======== DATA EXCERPTS
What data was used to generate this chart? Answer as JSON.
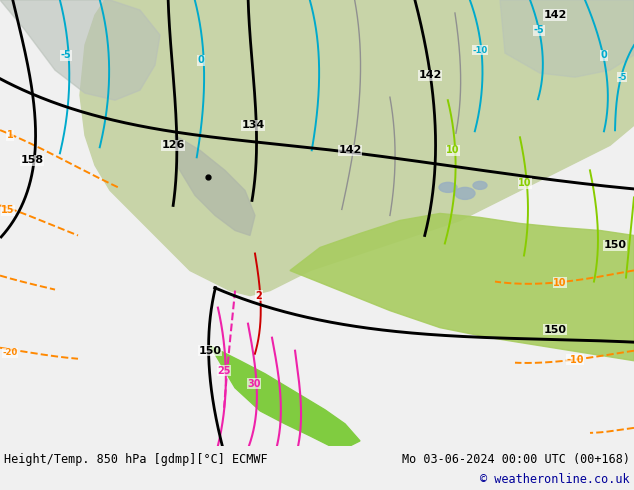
{
  "title_left": "Height/Temp. 850 hPa [gdmp][°C] ECMWF",
  "title_right": "Mo 03-06-2024 00:00 UTC (00+168)",
  "copyright": "© weatheronline.co.uk",
  "bg_color": "#c8d0d8",
  "figsize": [
    6.34,
    4.9
  ],
  "dpi": 100
}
================
▶ OBJECTIVE:
Verbatim reproduction of every record is required; images are left out.

▶ SOLVED EXERCISE:
What data was used to generate this chart? Answer as JSON.
{
  "title_left": "Height/Temp. 850 hPa [gdmp][°C] ECMWF",
  "title_right": "Mo 03-06-2024 00:00 UTC (00+168)",
  "copyright": "© weatheronline.co.uk",
  "bg_color": "#c8d0d8",
  "figsize": [
    6.34,
    4.9
  ],
  "dpi": 100
}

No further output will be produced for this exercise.